▸ TASK REQUIREMENTS:
Transcribe the data that follows precisely, omitting nothing.

--

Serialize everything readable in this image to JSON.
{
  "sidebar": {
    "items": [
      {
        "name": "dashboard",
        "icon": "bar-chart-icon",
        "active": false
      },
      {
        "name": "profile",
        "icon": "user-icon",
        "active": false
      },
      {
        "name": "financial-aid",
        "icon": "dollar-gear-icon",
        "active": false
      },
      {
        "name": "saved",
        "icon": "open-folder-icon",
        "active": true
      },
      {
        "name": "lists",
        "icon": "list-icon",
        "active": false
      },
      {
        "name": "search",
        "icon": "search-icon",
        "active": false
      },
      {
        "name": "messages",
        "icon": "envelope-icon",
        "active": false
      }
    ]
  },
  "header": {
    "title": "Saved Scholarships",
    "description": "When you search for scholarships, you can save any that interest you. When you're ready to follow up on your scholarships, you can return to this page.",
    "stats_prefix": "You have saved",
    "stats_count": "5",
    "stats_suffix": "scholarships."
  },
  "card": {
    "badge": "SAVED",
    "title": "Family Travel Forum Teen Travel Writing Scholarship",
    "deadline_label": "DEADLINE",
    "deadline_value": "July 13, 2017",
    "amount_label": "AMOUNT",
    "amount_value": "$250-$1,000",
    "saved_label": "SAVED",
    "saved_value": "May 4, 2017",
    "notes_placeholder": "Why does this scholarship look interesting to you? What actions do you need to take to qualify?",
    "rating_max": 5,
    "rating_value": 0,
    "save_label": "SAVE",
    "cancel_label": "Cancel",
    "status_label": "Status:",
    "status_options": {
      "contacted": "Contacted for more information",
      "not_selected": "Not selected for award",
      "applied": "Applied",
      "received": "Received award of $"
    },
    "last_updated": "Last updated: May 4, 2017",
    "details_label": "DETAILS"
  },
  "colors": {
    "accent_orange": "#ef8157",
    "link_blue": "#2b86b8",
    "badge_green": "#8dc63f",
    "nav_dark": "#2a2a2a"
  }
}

--

▸ RESPONSE TO THE TASK:
Serialize everything readable in this image to JSON.
{
  "sidebar": {
    "items": [
      {
        "name": "dashboard",
        "icon": "bar-chart-icon",
        "active": false
      },
      {
        "name": "profile",
        "icon": "user-icon",
        "active": false
      },
      {
        "name": "financial-aid",
        "icon": "dollar-gear-icon",
        "active": false
      },
      {
        "name": "saved",
        "icon": "open-folder-icon",
        "active": true
      },
      {
        "name": "lists",
        "icon": "list-icon",
        "active": false
      },
      {
        "name": "search",
        "icon": "search-icon",
        "active": false
      },
      {
        "name": "messages",
        "icon": "envelope-icon",
        "active": false
      }
    ]
  },
  "header": {
    "title": "Saved Scholarships",
    "description": "When you search for scholarships, you can save any that interest you. When you're ready to follow up on your scholarships, you can return to this page.",
    "stats_prefix": "You have saved",
    "stats_count": "5",
    "stats_suffix": "scholarships."
  },
  "card": {
    "badge": "SAVED",
    "title": "Family Travel Forum Teen Travel Writing Scholarship",
    "deadline_label": "DEADLINE",
    "deadline_value": "July 13, 2017",
    "amount_label": "AMOUNT",
    "amount_value": "$250-$1,000",
    "saved_label": "SAVED",
    "saved_value": "May 4, 2017",
    "notes_placeholder": "Why does this scholarship look interesting to you? What actions do you need to take to qualify?",
    "rating_max": 5,
    "rating_value": 0,
    "save_label": "SAVE",
    "cancel_label": "Cancel",
    "status_label": "Status:",
    "status_options": {
      "contacted": "Contacted for more information",
      "not_selected": "Not selected for award",
      "applied": "Applied",
      "received": "Received award of $"
    },
    "last_updated": "Last updated: May 4, 2017",
    "details_label": "DETAILS"
  },
  "colors": {
    "accent_orange": "#ef8157",
    "link_blue": "#2b86b8",
    "badge_green": "#8dc63f",
    "nav_dark": "#2a2a2a"
  }
}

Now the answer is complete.